▼▼▼

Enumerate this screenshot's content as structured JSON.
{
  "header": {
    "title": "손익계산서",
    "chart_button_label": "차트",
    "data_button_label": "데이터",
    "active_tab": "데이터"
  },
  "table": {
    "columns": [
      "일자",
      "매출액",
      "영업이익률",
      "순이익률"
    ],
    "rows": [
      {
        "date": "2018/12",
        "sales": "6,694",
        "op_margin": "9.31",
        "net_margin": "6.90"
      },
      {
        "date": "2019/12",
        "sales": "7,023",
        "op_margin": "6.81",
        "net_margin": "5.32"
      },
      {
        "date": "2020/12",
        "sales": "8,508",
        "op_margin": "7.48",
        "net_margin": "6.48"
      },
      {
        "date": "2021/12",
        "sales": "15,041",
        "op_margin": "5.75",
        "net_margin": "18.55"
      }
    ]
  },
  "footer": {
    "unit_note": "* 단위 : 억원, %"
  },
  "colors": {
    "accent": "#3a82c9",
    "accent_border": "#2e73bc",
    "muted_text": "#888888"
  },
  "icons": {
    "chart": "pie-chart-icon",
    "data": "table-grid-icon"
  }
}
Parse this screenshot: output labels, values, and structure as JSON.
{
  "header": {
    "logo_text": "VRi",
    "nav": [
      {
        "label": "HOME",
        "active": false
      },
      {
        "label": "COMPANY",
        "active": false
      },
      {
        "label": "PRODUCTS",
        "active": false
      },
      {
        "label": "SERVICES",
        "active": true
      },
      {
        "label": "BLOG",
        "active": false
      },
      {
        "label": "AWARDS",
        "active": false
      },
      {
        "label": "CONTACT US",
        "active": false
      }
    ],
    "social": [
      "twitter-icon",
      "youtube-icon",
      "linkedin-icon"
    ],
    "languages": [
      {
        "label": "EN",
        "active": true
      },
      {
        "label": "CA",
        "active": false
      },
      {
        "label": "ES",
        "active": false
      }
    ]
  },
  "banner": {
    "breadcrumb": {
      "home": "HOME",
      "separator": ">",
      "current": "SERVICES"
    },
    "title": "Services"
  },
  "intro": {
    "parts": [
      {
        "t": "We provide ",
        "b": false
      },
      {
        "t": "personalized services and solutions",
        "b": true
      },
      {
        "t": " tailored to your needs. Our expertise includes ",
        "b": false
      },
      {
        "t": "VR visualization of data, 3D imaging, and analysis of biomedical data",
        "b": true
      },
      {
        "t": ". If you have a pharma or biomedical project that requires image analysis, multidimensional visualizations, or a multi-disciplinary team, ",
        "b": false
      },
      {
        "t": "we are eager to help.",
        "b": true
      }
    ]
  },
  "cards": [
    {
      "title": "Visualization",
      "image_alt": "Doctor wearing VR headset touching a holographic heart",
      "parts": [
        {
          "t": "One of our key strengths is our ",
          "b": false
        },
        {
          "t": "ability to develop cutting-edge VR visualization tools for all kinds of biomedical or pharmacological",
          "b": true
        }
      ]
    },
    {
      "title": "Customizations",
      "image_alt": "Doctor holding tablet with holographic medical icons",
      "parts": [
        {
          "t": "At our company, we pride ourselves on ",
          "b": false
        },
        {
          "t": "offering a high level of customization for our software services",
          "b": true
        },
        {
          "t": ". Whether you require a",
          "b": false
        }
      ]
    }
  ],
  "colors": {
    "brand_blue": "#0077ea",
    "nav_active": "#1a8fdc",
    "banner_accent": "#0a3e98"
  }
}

▲▲▲

> **Directions**
Transcribe the entire listing above precisely.

> **Answer for this exercise**
Enumerate this screenshot's content as structured JSON.
{
  "header": {
    "title": "손익계산서",
    "chart_button_label": "차트",
    "data_button_label": "데이터",
    "active_tab": "데이터"
  },
  "table": {
    "columns": [
      "일자",
      "매출액",
      "영업이익률",
      "순이익률"
    ],
    "rows": [
      {
        "date": "2018/12",
        "sales": "6,694",
        "op_margin": "9.31",
        "net_margin": "6.90"
      },
      {
        "date": "2019/12",
        "sales": "7,023",
        "op_margin": "6.81",
        "net_margin": "5.32"
      },
      {
        "date": "2020/12",
        "sales": "8,508",
        "op_margin": "7.48",
        "net_margin": "6.48"
      },
      {
        "date": "2021/12",
        "sales": "15,041",
        "op_margin": "5.75",
        "net_margin": "18.55"
      }
    ]
  },
  "footer": {
    "unit_note": "* 단위 : 억원, %"
  },
  "colors": {
    "accent": "#3a82c9",
    "accent_border": "#2e73bc",
    "muted_text": "#888888"
  },
  "icons": {
    "chart": "pie-chart-icon",
    "data": "table-grid-icon"
  }
}
Parse this screenshot: output labels, values, and structure as JSON.
{
  "header": {
    "logo_text": "VRi",
    "nav": [
      {
        "label": "HOME",
        "active": false
      },
      {
        "label": "COMPANY",
        "active": false
      },
      {
        "label": "PRODUCTS",
        "active": false
      },
      {
        "label": "SERVICES",
        "active": true
      },
      {
        "label": "BLOG",
        "active": false
      },
      {
        "label": "AWARDS",
        "active": false
      },
      {
        "label": "CONTACT US",
        "active": false
      }
    ],
    "social": [
      "twitter-icon",
      "youtube-icon",
      "linkedin-icon"
    ],
    "languages": [
      {
        "label": "EN",
        "active": true
      },
      {
        "label": "CA",
        "active": false
      },
      {
        "label": "ES",
        "active": false
      }
    ]
  },
  "banner": {
    "breadcrumb": {
      "home": "HOME",
      "separator": ">",
      "current": "SERVICES"
    },
    "title": "Services"
  },
  "intro": {
    "parts": [
      {
        "t": "We provide ",
        "b": false
      },
      {
        "t": "personalized services and solutions",
        "b": true
      },
      {
        "t": " tailored to your needs. Our expertise includes ",
        "b": false
      },
      {
        "t": "VR visualization of data, 3D imaging, and analysis of biomedical data",
        "b": true
      },
      {
        "t": ". If you have a pharma or biomedical project that requires image analysis, multidimensional visualizations, or a multi-disciplinary team, ",
        "b": false
      },
      {
        "t": "we are eager to help.",
        "b": true
      }
    ]
  },
  "cards": [
    {
      "title": "Visualization",
      "image_alt": "Doctor wearing VR headset touching a holographic heart",
      "parts": [
        {
          "t": "One of our key strengths is our ",
          "b": false
        },
        {
          "t": "ability to develop cutting-edge VR visualization tools for all kinds of biomedical or pharmacological",
          "b": true
        }
      ]
    },
    {
      "title": "Customizations",
      "image_alt": "Doctor holding tablet with holographic medical icons",
      "parts": [
        {
          "t": "At our company, we pride ourselves on ",
          "b": false
        },
        {
          "t": "offering a high level of customization for our software services",
          "b": true
        },
        {
          "t": ". Whether you require a",
          "b": false
        }
      ]
    }
  ],
  "colors": {
    "brand_blue": "#0077ea",
    "nav_active": "#1a8fdc",
    "banner_accent": "#0a3e98"
  }
}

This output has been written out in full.